#### [Your task]
Extract each line of the data below exactly as written.

'''

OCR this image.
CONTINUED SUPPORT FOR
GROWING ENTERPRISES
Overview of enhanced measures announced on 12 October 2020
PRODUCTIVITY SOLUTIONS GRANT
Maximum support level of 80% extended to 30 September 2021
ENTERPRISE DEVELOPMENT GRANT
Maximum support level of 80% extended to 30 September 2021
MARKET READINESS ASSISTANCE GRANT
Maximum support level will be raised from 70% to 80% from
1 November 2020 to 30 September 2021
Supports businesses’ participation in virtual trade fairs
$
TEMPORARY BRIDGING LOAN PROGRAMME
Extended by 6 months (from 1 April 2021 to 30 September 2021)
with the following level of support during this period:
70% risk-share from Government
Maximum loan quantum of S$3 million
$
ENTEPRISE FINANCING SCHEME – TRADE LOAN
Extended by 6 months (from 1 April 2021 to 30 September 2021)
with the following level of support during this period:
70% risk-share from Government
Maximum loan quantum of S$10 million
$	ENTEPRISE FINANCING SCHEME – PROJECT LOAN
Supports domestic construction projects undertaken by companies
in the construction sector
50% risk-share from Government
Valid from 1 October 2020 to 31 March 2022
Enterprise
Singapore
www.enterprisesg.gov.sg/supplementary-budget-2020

'''

#### [Written reply]
OCR this image.
CONTINUED SUPPORT FOR
GROWING ENTERPRISES
Overview of enhanced measures announced on 12 October 2020
PRODUCTIVITY SOLUTIONS GRANT
Maximum support level of 80% extended to 30 September 2021
ENTERPRISE DEVELOPMENT GRANT
Maximum support level of 80% extended to 30 September 2021
MARKET READINESS ASSISTANCE GRANT
Maximum support level will be raised from 70% to 80% from
1 November 2020 to 30 September 2021
Supports businesses’ participation in virtual trade fairs
$
TEMPORARY BRIDGING LOAN PROGRAMME
Extended by 6 months (from 1 April 2021 to 30 September 2021)
with the following level of support during this period:
70% risk-share from Government
Maximum loan quantum of S$3 million
$
ENTEPRISE FINANCING SCHEME – TRADE LOAN
Extended by 6 months (from 1 April 2021 to 30 September 2021)
with the following level of support during this period:
70% risk-share from Government
Maximum loan quantum of S$10 million
$	ENTEPRISE FINANCING SCHEME – PROJECT LOAN
Supports domestic construction projects undertaken by companies
in the construction sector
50% risk-share from Government
Valid from 1 October 2020 to 31 March 2022
Enterprise
Singapore
www.enterprisesg.gov.sg/supplementary-budget-2020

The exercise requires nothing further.